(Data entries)
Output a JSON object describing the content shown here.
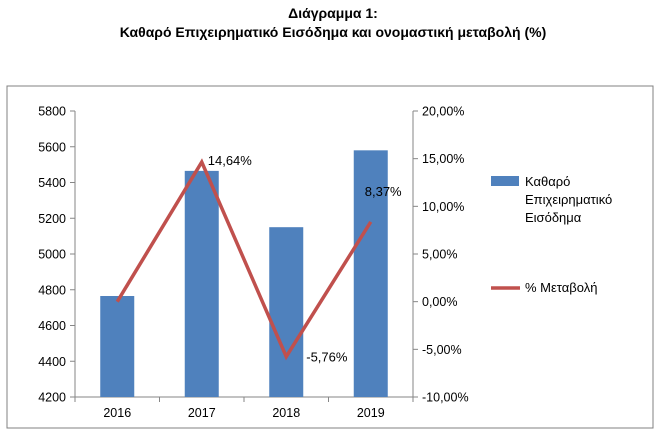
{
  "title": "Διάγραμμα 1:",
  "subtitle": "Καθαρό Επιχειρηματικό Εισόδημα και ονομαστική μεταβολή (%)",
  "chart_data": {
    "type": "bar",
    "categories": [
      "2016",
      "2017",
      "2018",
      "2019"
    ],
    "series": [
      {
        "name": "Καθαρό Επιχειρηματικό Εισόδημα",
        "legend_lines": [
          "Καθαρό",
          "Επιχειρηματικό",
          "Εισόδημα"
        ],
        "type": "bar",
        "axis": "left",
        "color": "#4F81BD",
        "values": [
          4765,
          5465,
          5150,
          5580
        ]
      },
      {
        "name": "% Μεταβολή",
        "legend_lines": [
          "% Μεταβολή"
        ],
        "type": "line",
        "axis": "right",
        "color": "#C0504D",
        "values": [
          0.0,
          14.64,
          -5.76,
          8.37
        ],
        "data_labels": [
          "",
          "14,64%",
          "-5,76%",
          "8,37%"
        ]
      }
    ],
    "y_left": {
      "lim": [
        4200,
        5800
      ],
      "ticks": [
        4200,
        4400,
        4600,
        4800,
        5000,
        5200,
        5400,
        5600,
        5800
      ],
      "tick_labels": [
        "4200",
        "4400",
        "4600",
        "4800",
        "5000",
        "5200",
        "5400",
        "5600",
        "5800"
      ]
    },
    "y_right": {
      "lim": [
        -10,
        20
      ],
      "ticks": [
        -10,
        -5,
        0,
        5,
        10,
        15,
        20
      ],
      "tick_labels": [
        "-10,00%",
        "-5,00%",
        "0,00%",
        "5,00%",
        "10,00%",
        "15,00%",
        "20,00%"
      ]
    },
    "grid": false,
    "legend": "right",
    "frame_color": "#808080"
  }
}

§ **BRIEF**: Restate the full listing verbatim and drop every picture.

§ **FINAL RESULT**:
Output a JSON object describing the content shown here.
{
  "title": "Διάγραμμα 1:",
  "subtitle": "Καθαρό Επιχειρηματικό Εισόδημα και ονομαστική μεταβολή (%)",
  "chart_data": {
    "type": "bar",
    "categories": [
      "2016",
      "2017",
      "2018",
      "2019"
    ],
    "series": [
      {
        "name": "Καθαρό Επιχειρηματικό Εισόδημα",
        "legend_lines": [
          "Καθαρό",
          "Επιχειρηματικό",
          "Εισόδημα"
        ],
        "type": "bar",
        "axis": "left",
        "color": "#4F81BD",
        "values": [
          4765,
          5465,
          5150,
          5580
        ]
      },
      {
        "name": "% Μεταβολή",
        "legend_lines": [
          "% Μεταβολή"
        ],
        "type": "line",
        "axis": "right",
        "color": "#C0504D",
        "values": [
          0.0,
          14.64,
          -5.76,
          8.37
        ],
        "data_labels": [
          "",
          "14,64%",
          "-5,76%",
          "8,37%"
        ]
      }
    ],
    "y_left": {
      "lim": [
        4200,
        5800
      ],
      "ticks": [
        4200,
        4400,
        4600,
        4800,
        5000,
        5200,
        5400,
        5600,
        5800
      ],
      "tick_labels": [
        "4200",
        "4400",
        "4600",
        "4800",
        "5000",
        "5200",
        "5400",
        "5600",
        "5800"
      ]
    },
    "y_right": {
      "lim": [
        -10,
        20
      ],
      "ticks": [
        -10,
        -5,
        0,
        5,
        10,
        15,
        20
      ],
      "tick_labels": [
        "-10,00%",
        "-5,00%",
        "0,00%",
        "5,00%",
        "10,00%",
        "15,00%",
        "20,00%"
      ]
    },
    "grid": false,
    "legend": "right",
    "frame_color": "#808080"
  }
}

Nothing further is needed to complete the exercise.